* **Task**: Go over the listing that follows and work out how many lines have the string "population"; reply with the number by itself.

* **Records for processing**:
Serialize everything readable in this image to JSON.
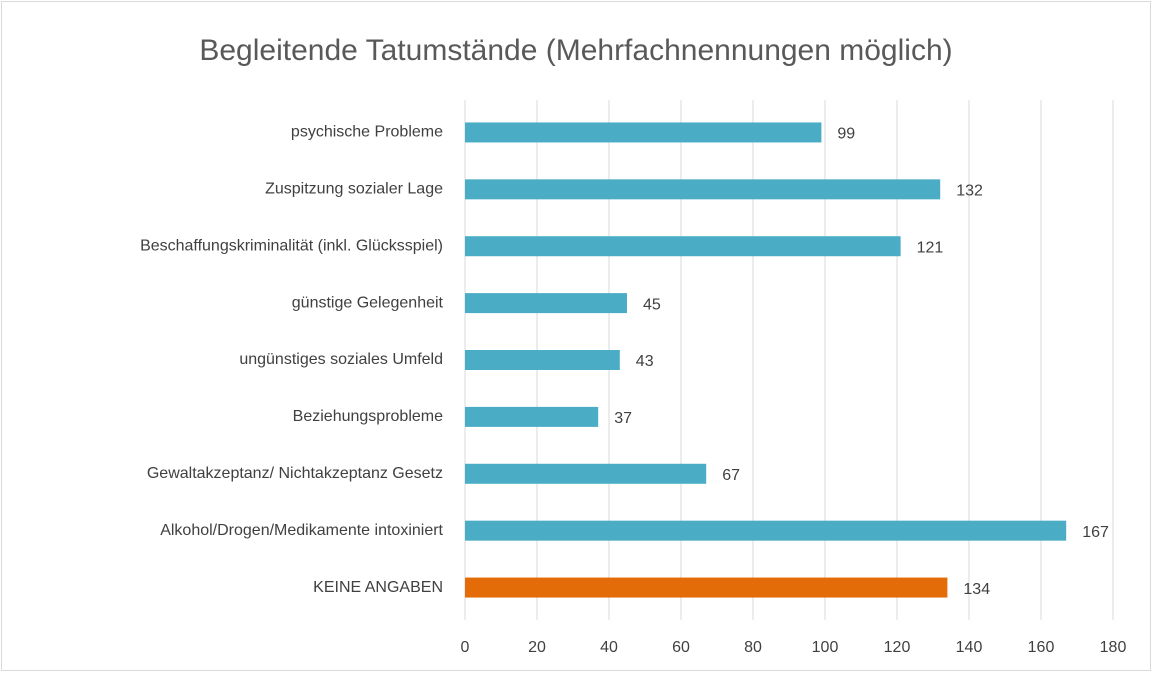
{
  "chart_data": {
    "type": "hbar",
    "title": "Begleitende Tatumstände (Mehrfachnennungen möglich)",
    "categories": [
      "psychische Probleme",
      "Zuspitzung sozialer Lage",
      "Beschaffungskriminalität (inkl. Glücksspiel)",
      "günstige Gelegenheit",
      "ungünstiges soziales Umfeld",
      "Beziehungsprobleme",
      "Gewaltakzeptanz/ Nichtakzeptanz Gesetz",
      "Alkohol/Drogen/Medikamente intoxiniert",
      "KEINE ANGABEN"
    ],
    "values": [
      99,
      132,
      121,
      45,
      43,
      37,
      67,
      167,
      134
    ],
    "colors": [
      "#4bacc6",
      "#4bacc6",
      "#4bacc6",
      "#4bacc6",
      "#4bacc6",
      "#4bacc6",
      "#4bacc6",
      "#4bacc6",
      "#e36c09"
    ],
    "xlim": [
      0,
      180
    ],
    "xticks": [
      0,
      20,
      40,
      60,
      80,
      100,
      120,
      140,
      160,
      180
    ],
    "grid": true
  }
}
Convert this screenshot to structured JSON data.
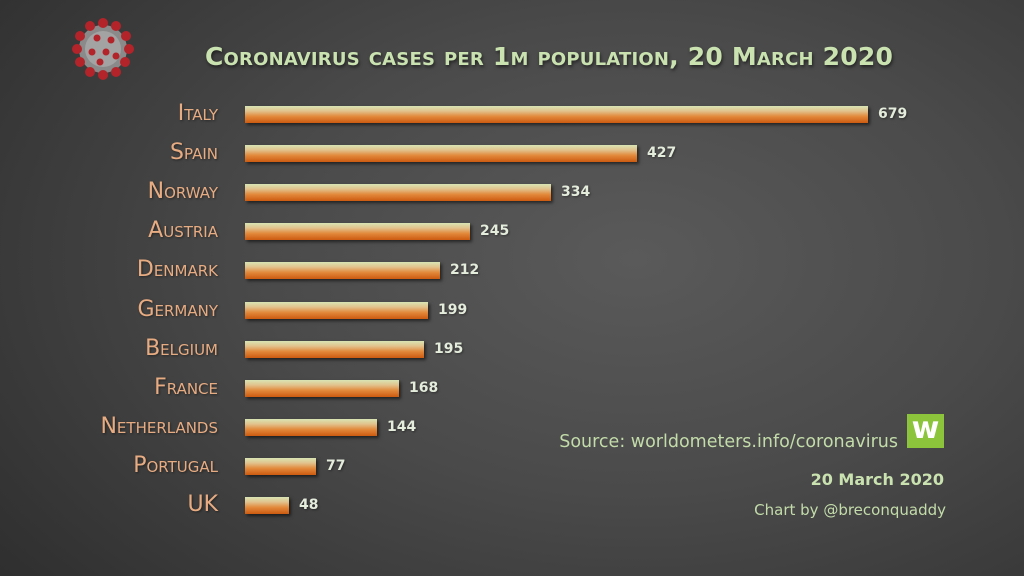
{
  "title": "Coronavirus cases per 1m population, 20 March 2020",
  "chart_data": {
    "type": "bar",
    "orientation": "horizontal",
    "title": "Coronavirus cases per 1m population, 20 March 2020",
    "xlabel": "",
    "ylabel": "",
    "categories": [
      "Italy",
      "Spain",
      "Norway",
      "Austria",
      "Denmark",
      "Germany",
      "Belgium",
      "France",
      "Netherlands",
      "Portugal",
      "UK"
    ],
    "values": [
      679,
      427,
      334,
      245,
      212,
      199,
      195,
      168,
      144,
      77,
      48
    ],
    "xlim": [
      0,
      679
    ],
    "grid": false,
    "legend": null,
    "data_labels": true,
    "annotations": [
      "Source: worldometers.info/coronavirus",
      "20 March 2020",
      "Chart by @breconquaddy"
    ]
  },
  "colors": {
    "title": "#c9e2b0",
    "label": "#e8ac82",
    "bar_top": "#d8e4b4",
    "bar_bottom": "#cc5a10",
    "value": "#e4ecdc",
    "logo": "#8cc43c"
  },
  "footer": {
    "source": "Source: worldometers.info/coronavirus",
    "logo_letter": "w",
    "date": "20 March 2020",
    "credit": "Chart by @breconquaddy"
  }
}
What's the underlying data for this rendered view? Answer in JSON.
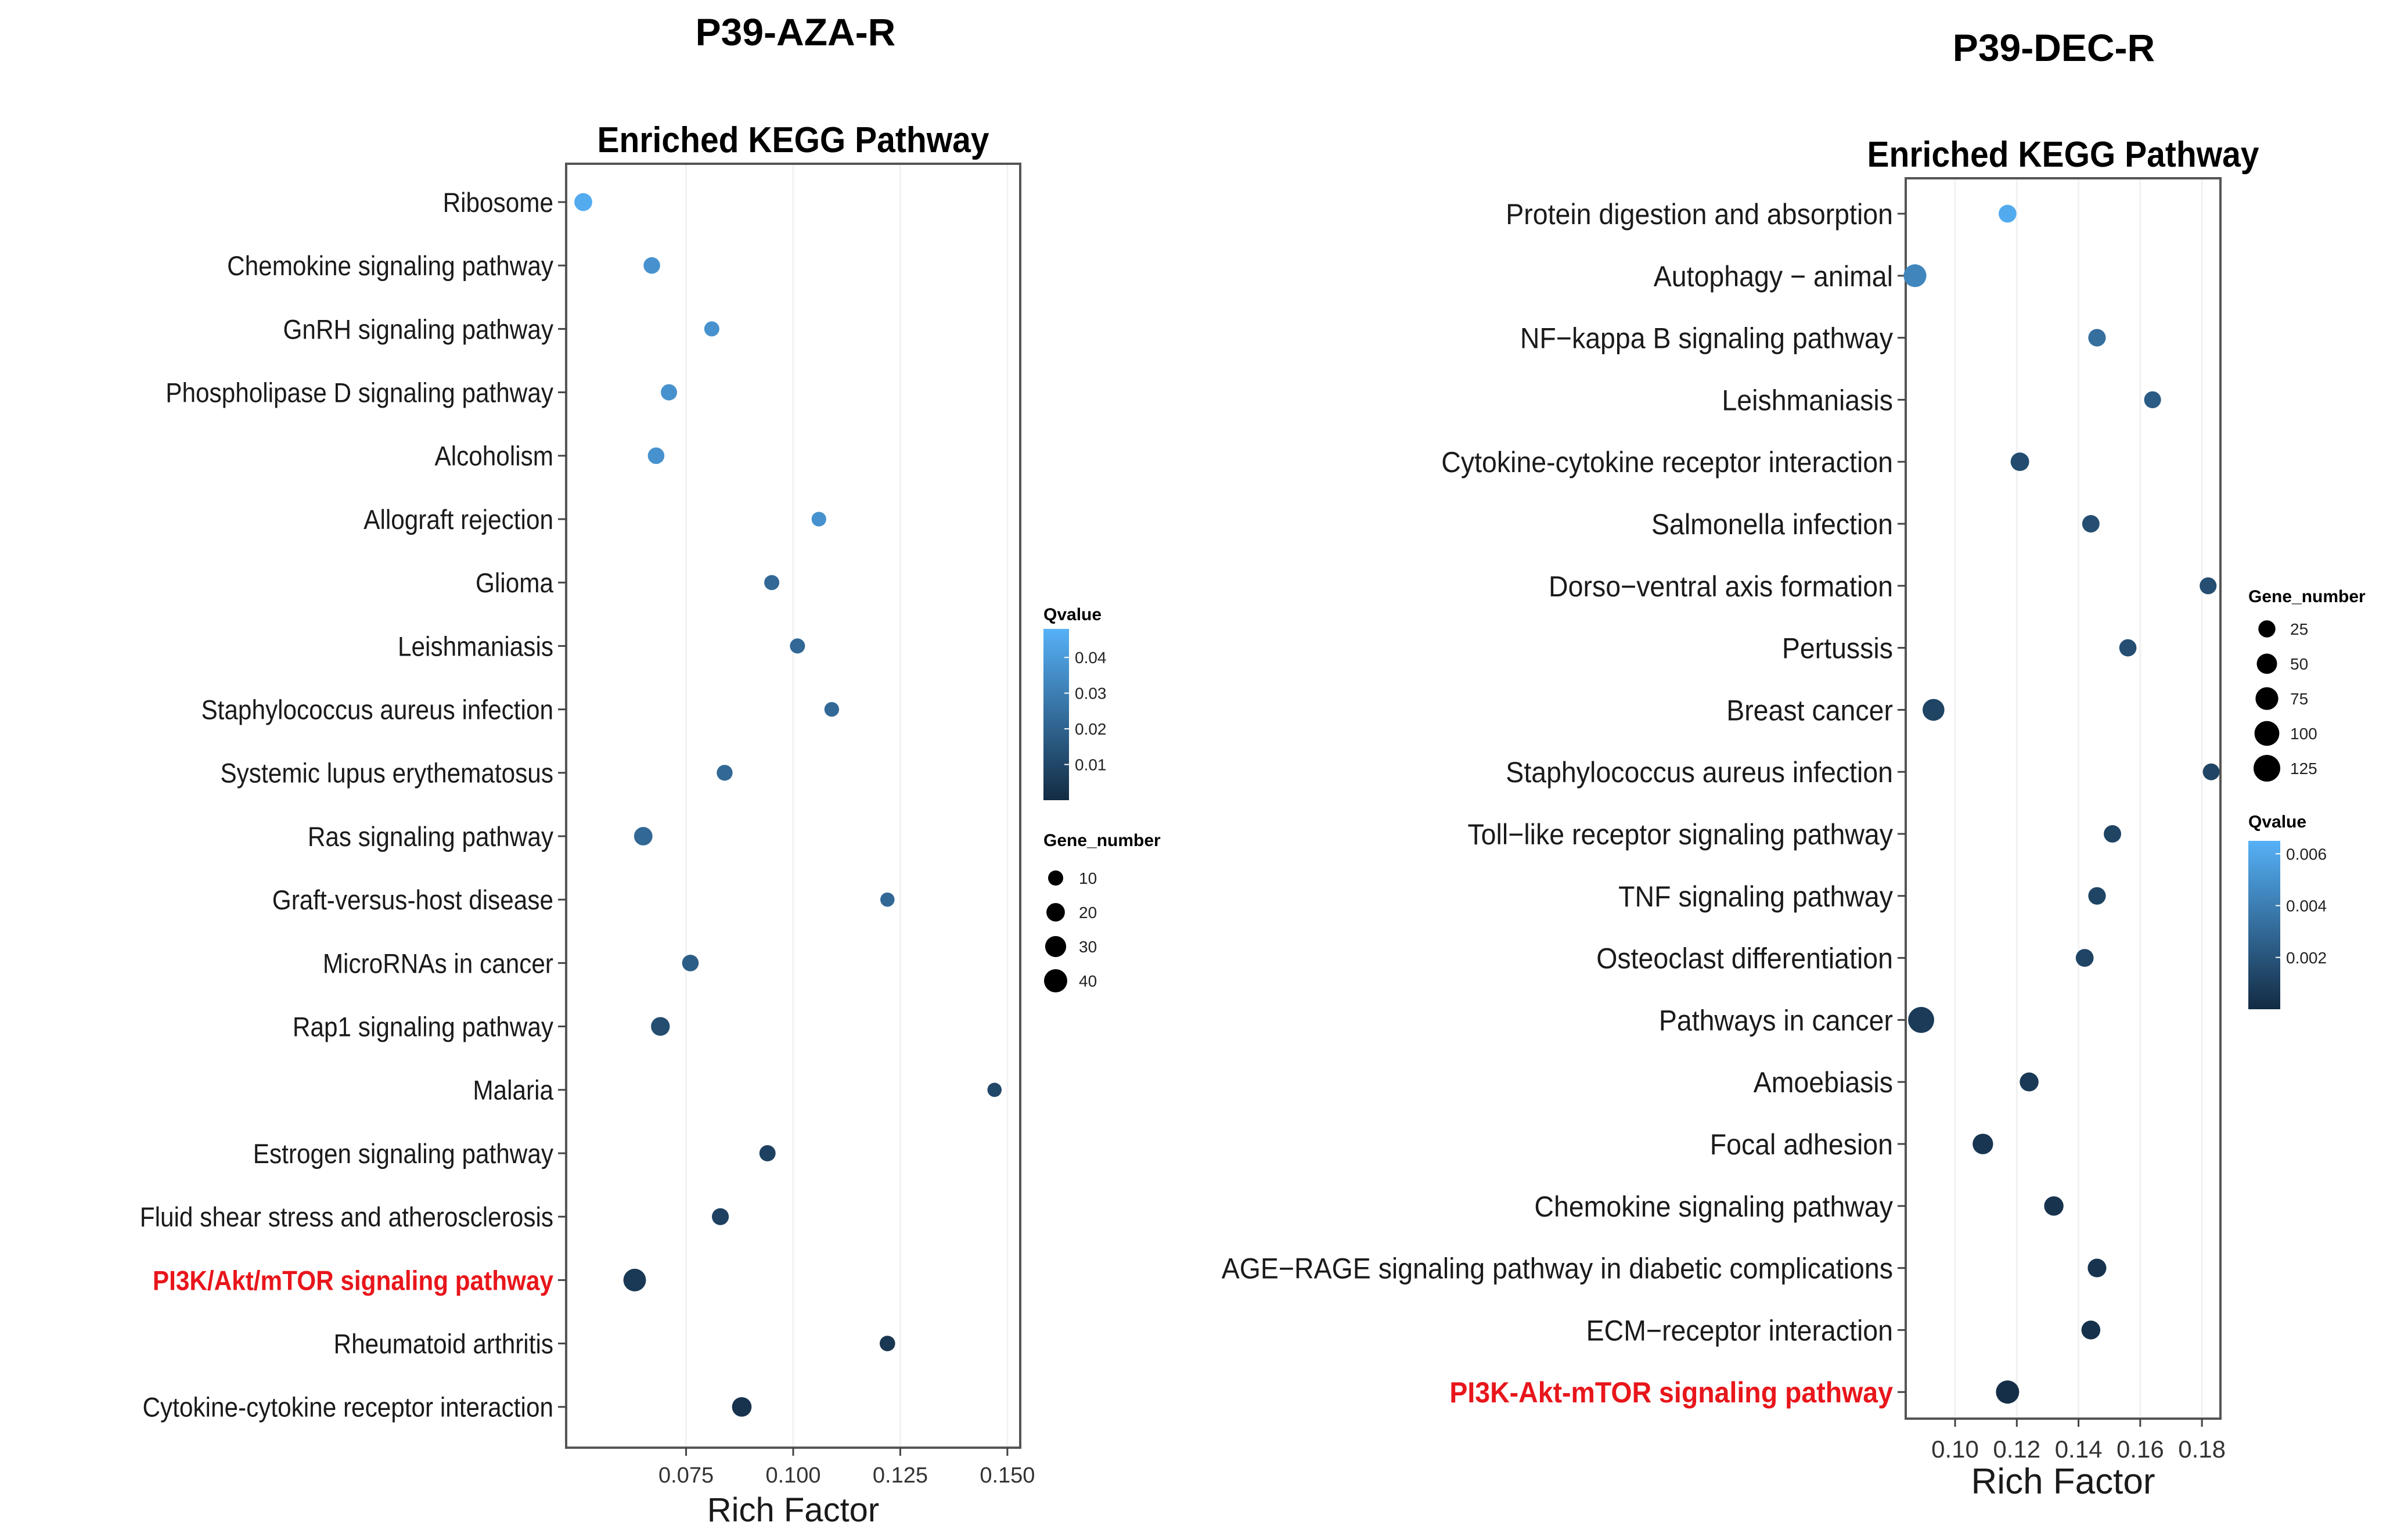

* **Task output**: 2